# [Material for the task]
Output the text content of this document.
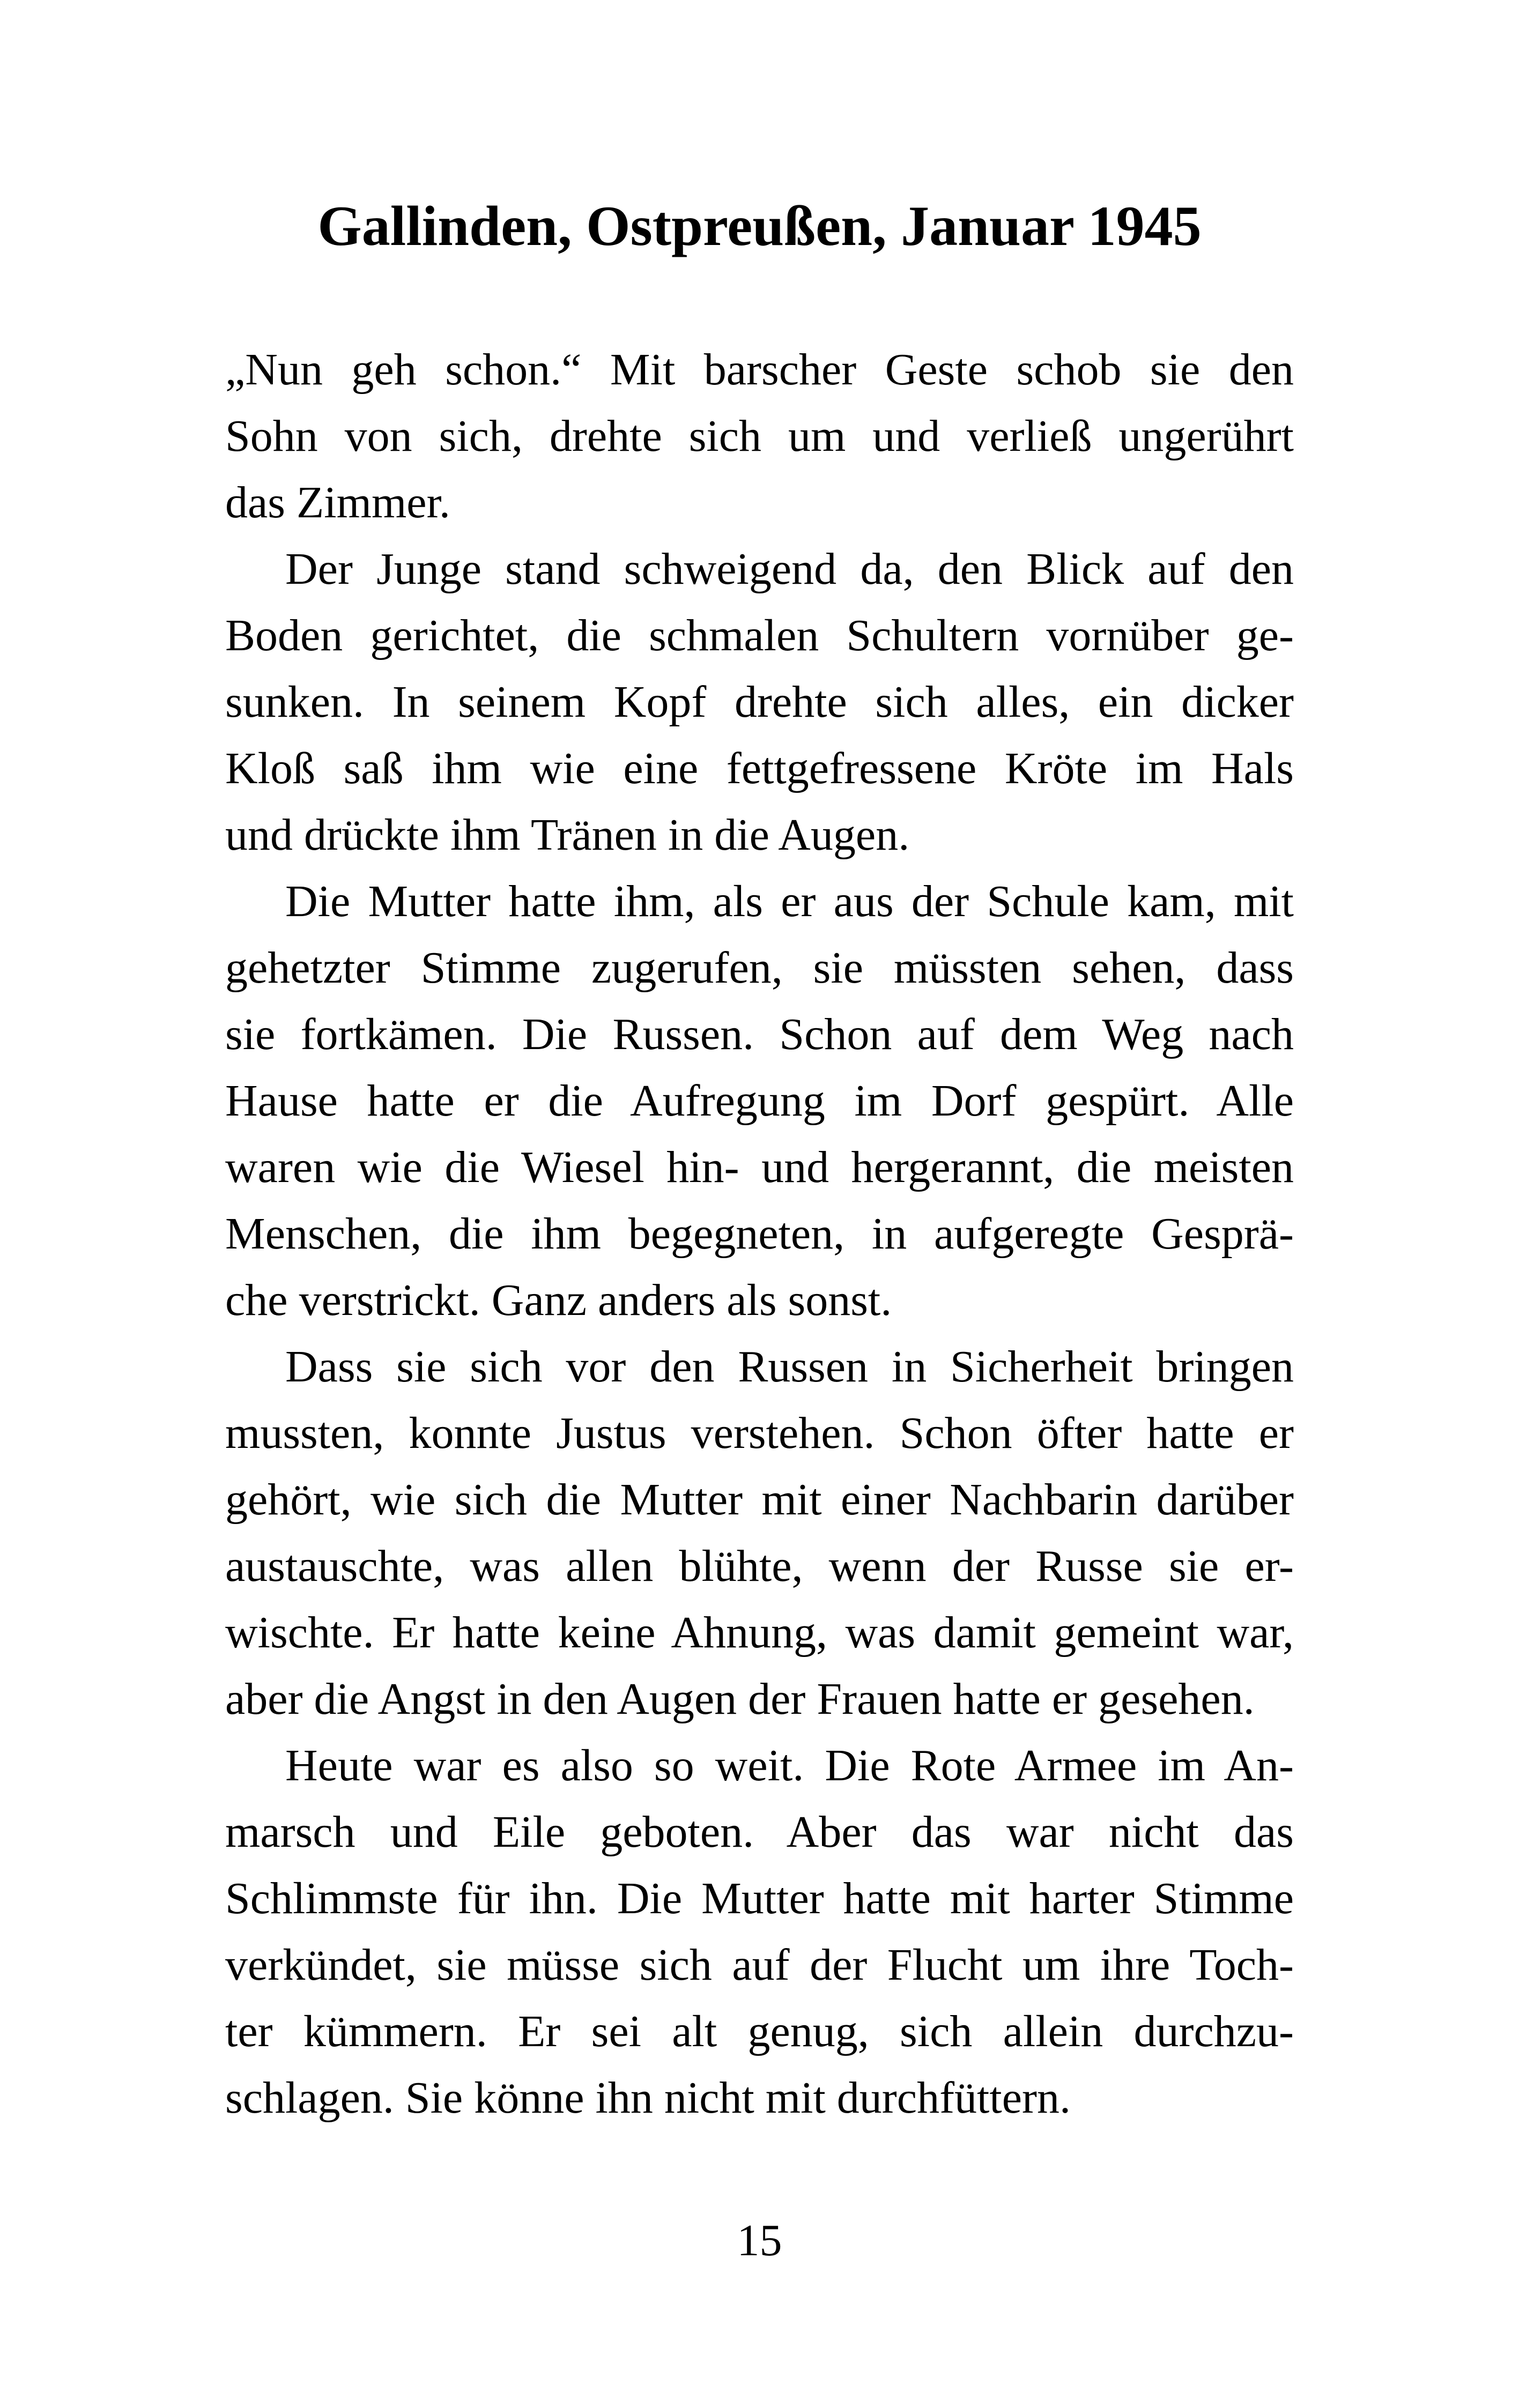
Gallinden, Ostpreußen, Januar 1945
„Nun geh schon.“ Mit barscher Geste schob sie den
Sohn von sich, drehte sich um und verließ ungerührt
das Zimmer.
Der Junge stand schweigend da, den Blick auf den
Boden gerichtet, die schmalen Schultern vornüber ge-
sunken. In seinem Kopf drehte sich alles, ein dicker
Kloß saß ihm wie eine fettgefressene Kröte im Hals
und drückte ihm Tränen in die Augen.
Die Mutter hatte ihm, als er aus der Schule kam, mit
gehetzter Stimme zugerufen, sie müssten sehen, dass
sie fortkämen. Die Russen. Schon auf dem Weg nach
Hause hatte er die Aufregung im Dorf gespürt. Alle
waren wie die Wiesel hin- und hergerannt, die meisten
Menschen, die ihm begegneten, in aufgeregte Gesprä-
che verstrickt. Ganz anders als sonst.
Dass sie sich vor den Russen in Sicherheit bringen
mussten, konnte Justus verstehen. Schon öfter hatte er
gehört, wie sich die Mutter mit einer Nachbarin darüber
austauschte, was allen blühte, wenn der Russe sie er-
wischte. Er hatte keine Ahnung, was damit gemeint war,
aber die Angst in den Augen der Frauen hatte er gesehen.
Heute war es also so weit. Die Rote Armee im An-
marsch und Eile geboten. Aber das war nicht das
Schlimmste für ihn. Die Mutter hatte mit harter Stimme
verkündet, sie müsse sich auf der Flucht um ihre Toch-
ter kümmern. Er sei alt genug, sich allein durchzu-
schlagen. Sie könne ihn nicht mit durchfüttern.
15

# [Objective]
Go through the records above, find every line with the word "hatte", and list those lines.

# [Complete output]
Die Mutter hatte ihm, als er aus der Schule kam, mit
Hause hatte er die Aufregung im Dorf gespürt. Alle
mussten, konnte Justus verstehen. Schon öfter hatte er
wischte. Er hatte keine Ahnung, was damit gemeint war,
aber die Angst in den Augen der Frauen hatte er gesehen.
Schlimmste für ihn. Die Mutter hatte mit harter Stimme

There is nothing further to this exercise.